#### Stated task
Make an exact copy of all the entries, but do not reproduce the pictures.

* Begin Dataset records *

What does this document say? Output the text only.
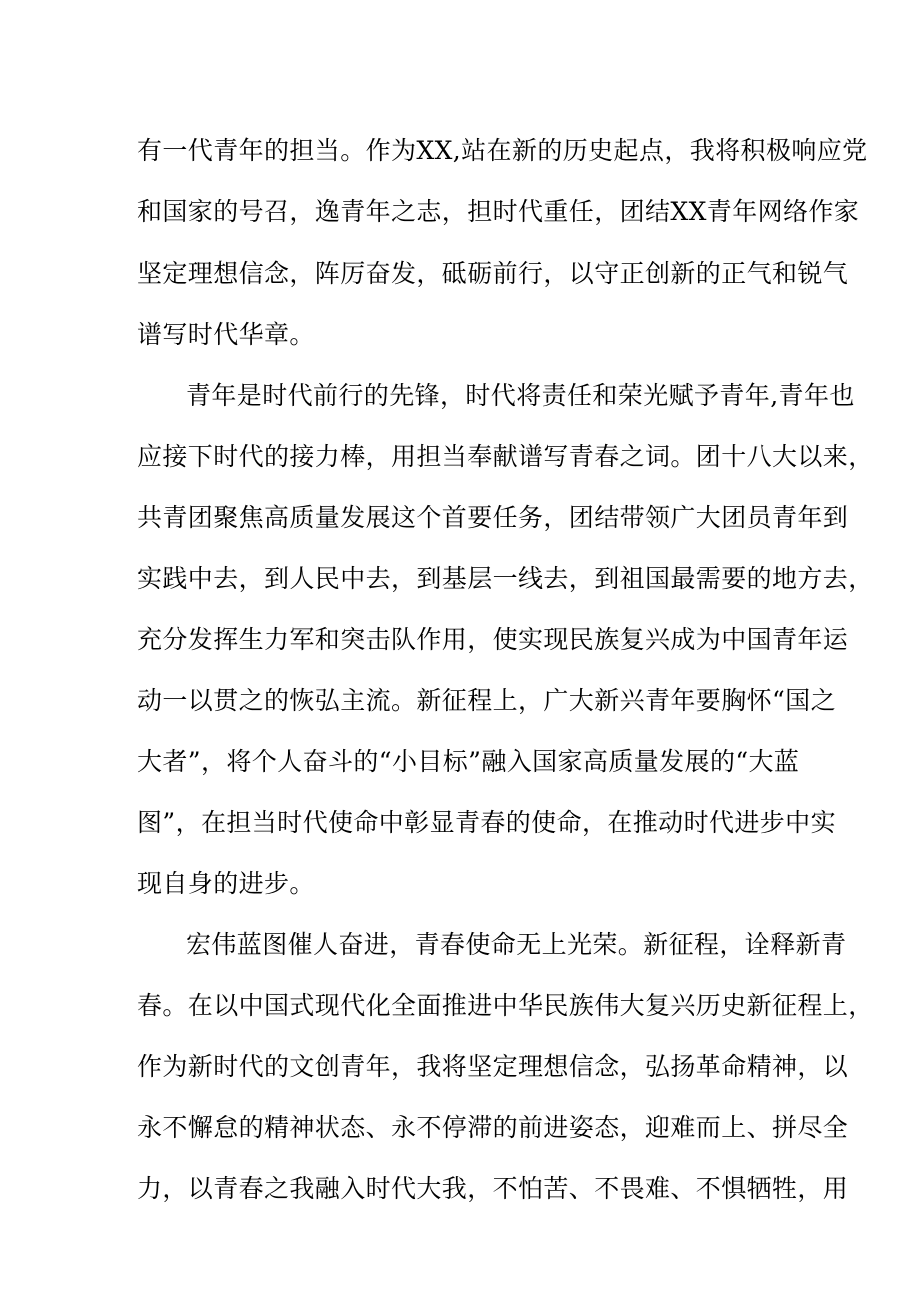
有一代青年的担当。作为XX,站在新的历史起点，我将积极响应党
和国家的号召，逸青年之志，担时代重任，团结XX青年网络作家
坚定理想信念，阵厉奋发，砥砺前行，以守正创新的正气和锐气
谱写时代华章。
青年是时代前行的先锋，时代将责任和荣光赋予青年,青年也
应接下时代的接力棒，用担当奉献谱写青春之词。团十八大以来，
共青团聚焦高质量发展这个首要任务，团结带领广大团员青年到
实践中去，到人民中去，到基层一线去，到祖国最需要的地方去，
充分发挥生力军和突击队作用，使实现民族复兴成为中国青年运
动一以贯之的恢弘主流。新征程上，广大新兴青年要胸怀“国之
大者”，将个人奋斗的“小目标”融入国家高质量发展的“大蓝
图”，在担当时代使命中彰显青春的使命，在推动时代进步中实
现自身的进步。
宏伟蓝图催人奋进，青春使命无上光荣。新征程，诠释新青
春。在以中国式现代化全面推进中华民族伟大复兴历史新征程上，
作为新时代的文创青年，我将坚定理想信念，弘扬革命精神，以
永不懈怠的精神状态、永不停滞的前进姿态，迎难而上、拼尽全
力，以青春之我融入时代大我，不怕苦、不畏难、不惧牺牲，用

* End Dataset records *

#### Task solution
What does this document say? Output the text only.
有一代青年的担当。作为XX,站在新的历史起点，我将积极响应党
和国家的号召，逸青年之志，担时代重任，团结XX青年网络作家
坚定理想信念，阵厉奋发，砥砺前行，以守正创新的正气和锐气
谱写时代华章。
青年是时代前行的先锋，时代将责任和荣光赋予青年,青年也
应接下时代的接力棒，用担当奉献谱写青春之词。团十八大以来，
共青团聚焦高质量发展这个首要任务，团结带领广大团员青年到
实践中去，到人民中去，到基层一线去，到祖国最需要的地方去，
充分发挥生力军和突击队作用，使实现民族复兴成为中国青年运
动一以贯之的恢弘主流。新征程上，广大新兴青年要胸怀“国之
大者”，将个人奋斗的“小目标”融入国家高质量发展的“大蓝
图”，在担当时代使命中彰显青春的使命，在推动时代进步中实
现自身的进步。
宏伟蓝图催人奋进，青春使命无上光荣。新征程，诠释新青
春。在以中国式现代化全面推进中华民族伟大复兴历史新征程上，
作为新时代的文创青年，我将坚定理想信念，弘扬革命精神，以
永不懈怠的精神状态、永不停滞的前进姿态，迎难而上、拼尽全
力，以青春之我融入时代大我，不怕苦、不畏难、不惧牺牲，用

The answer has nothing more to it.